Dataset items

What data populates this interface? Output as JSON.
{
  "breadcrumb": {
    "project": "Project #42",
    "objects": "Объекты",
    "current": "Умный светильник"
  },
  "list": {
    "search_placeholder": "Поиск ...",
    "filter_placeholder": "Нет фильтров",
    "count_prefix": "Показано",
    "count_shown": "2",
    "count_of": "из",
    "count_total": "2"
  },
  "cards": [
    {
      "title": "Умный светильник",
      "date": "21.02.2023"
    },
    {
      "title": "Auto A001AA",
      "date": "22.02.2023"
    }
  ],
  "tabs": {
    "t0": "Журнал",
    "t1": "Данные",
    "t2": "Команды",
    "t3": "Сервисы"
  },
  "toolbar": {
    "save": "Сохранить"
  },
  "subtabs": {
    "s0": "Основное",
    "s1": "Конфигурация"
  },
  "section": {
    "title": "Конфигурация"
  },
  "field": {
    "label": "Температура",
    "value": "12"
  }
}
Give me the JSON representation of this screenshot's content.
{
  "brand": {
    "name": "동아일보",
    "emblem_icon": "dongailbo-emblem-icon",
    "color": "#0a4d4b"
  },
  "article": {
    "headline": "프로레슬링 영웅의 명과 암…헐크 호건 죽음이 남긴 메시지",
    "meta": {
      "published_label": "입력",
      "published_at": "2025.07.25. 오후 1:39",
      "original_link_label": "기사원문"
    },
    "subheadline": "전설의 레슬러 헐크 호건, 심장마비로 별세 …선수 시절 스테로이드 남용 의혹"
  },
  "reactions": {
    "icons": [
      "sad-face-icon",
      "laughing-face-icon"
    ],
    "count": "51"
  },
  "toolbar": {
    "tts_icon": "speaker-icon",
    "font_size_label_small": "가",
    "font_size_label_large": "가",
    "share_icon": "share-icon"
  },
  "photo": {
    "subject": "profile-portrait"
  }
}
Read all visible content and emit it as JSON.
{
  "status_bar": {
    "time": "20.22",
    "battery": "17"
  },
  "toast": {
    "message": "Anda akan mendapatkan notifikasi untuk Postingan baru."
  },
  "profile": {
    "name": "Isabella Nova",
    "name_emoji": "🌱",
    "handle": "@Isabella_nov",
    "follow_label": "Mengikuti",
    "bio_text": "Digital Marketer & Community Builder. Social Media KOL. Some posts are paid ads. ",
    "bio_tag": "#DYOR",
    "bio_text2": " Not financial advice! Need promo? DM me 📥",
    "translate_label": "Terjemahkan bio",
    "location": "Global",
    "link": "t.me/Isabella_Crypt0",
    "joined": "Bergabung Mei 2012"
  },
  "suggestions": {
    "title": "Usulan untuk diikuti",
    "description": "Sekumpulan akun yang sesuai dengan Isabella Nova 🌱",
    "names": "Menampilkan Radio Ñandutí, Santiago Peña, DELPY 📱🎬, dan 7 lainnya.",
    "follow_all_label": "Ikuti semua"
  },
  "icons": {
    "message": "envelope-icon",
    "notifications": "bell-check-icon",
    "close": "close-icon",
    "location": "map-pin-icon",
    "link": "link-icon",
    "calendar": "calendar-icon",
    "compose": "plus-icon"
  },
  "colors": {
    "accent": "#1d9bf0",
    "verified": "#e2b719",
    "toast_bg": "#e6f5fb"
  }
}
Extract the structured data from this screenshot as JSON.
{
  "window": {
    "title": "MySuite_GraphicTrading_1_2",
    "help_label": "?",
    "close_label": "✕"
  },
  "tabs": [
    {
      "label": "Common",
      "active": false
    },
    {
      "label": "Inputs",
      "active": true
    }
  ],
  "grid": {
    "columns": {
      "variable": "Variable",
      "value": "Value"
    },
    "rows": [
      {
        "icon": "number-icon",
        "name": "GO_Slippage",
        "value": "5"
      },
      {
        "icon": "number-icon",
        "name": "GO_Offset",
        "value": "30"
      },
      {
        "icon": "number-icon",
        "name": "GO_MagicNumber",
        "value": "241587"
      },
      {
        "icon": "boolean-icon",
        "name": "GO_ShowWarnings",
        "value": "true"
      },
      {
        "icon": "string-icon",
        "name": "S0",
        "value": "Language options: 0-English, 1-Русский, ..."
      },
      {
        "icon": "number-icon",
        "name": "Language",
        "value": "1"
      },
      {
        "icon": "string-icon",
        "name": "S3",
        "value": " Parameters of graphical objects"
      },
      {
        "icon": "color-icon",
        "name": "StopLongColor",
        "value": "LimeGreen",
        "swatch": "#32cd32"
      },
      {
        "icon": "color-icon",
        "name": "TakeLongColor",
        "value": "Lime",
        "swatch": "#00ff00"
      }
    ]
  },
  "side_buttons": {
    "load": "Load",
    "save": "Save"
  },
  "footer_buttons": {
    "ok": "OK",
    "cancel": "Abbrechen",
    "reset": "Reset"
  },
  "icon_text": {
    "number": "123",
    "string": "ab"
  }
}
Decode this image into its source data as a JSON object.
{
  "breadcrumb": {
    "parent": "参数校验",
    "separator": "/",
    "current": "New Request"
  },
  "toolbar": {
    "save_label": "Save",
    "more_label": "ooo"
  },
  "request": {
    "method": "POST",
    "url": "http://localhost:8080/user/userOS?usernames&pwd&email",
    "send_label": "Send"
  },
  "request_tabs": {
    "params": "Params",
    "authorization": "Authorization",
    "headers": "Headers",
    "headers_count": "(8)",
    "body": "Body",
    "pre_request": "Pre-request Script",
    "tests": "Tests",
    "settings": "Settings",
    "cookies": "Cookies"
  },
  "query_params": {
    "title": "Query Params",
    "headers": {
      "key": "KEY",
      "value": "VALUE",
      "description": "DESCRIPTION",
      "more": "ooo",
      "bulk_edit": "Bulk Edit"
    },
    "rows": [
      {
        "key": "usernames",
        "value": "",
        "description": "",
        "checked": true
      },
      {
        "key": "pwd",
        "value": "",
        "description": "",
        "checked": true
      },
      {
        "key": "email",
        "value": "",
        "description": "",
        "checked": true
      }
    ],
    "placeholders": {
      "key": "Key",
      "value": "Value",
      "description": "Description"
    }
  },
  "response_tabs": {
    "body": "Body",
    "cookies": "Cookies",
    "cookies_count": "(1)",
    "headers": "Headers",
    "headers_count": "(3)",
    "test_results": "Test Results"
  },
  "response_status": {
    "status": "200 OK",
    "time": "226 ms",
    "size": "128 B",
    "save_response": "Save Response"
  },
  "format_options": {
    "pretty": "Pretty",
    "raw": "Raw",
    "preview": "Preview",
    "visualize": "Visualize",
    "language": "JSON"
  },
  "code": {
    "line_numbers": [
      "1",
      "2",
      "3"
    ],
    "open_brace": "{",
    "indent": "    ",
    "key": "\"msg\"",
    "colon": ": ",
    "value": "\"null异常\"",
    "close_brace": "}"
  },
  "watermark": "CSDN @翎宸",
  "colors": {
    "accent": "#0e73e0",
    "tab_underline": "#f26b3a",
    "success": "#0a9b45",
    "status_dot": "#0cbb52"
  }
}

▶ [Instructions to follow] Using the records above, select and copy every line that has the word "email".

▶ [Response for this exercise]
    "url": "http://localhost:8080/user/userOS?usernames&pwd&email",
        "key": "email",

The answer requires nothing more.